— START EXTRACTED INFORMATION —
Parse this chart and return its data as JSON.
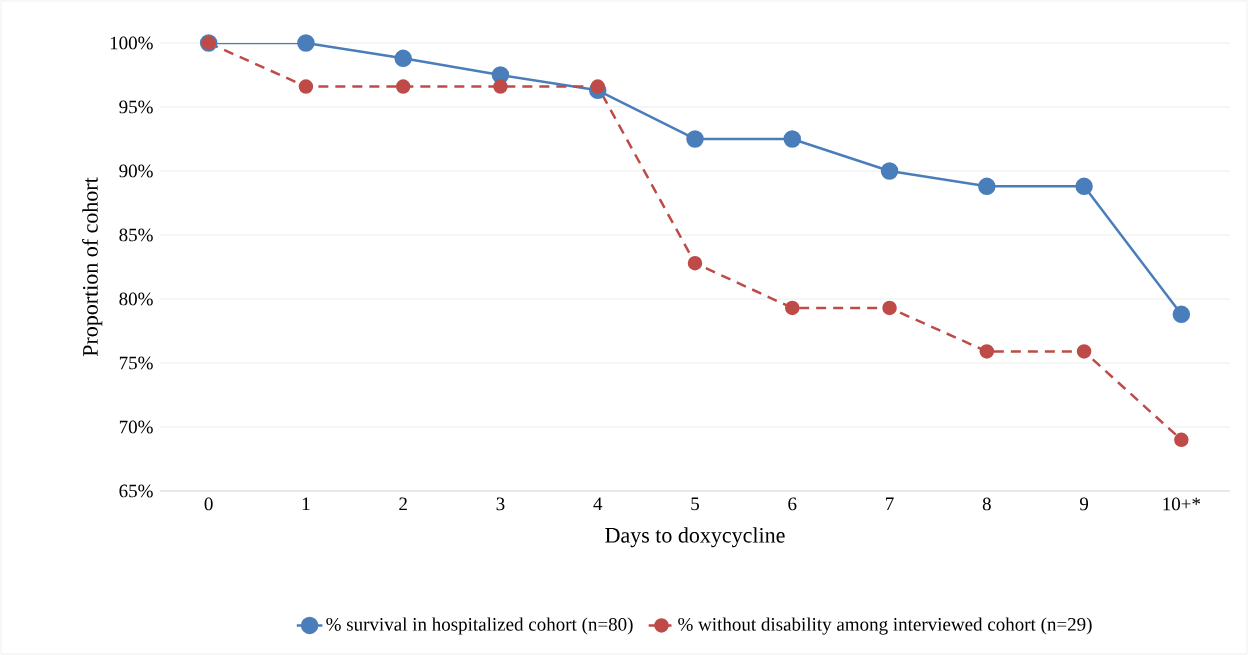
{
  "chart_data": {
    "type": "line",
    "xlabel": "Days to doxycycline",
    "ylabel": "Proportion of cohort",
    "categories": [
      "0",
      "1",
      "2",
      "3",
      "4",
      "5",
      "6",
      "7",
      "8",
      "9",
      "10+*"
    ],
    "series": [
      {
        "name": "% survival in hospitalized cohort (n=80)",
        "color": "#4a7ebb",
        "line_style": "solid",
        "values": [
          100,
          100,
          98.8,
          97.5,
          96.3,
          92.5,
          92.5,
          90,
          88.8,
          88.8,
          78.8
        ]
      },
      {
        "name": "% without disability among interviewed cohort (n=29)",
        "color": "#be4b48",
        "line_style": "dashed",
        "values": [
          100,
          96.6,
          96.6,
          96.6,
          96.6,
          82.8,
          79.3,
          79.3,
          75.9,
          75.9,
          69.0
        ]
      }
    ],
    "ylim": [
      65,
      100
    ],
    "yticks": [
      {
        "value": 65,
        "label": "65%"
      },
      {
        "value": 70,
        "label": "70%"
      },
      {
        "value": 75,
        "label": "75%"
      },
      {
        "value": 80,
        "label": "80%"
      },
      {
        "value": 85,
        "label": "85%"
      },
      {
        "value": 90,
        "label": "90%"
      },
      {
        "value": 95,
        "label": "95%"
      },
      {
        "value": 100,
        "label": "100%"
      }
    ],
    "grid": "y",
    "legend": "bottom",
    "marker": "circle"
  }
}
— END EXTRACTED INFORMATION —
> [TASK REQUIREMENTS] Where does the word "name" appear in the listing? List each line that holds it.

> [IN RESPONSE]
        "name": "% survival in hospitalized cohort (n=80)",
        "name": "% without disability among interviewed cohort (n=29)",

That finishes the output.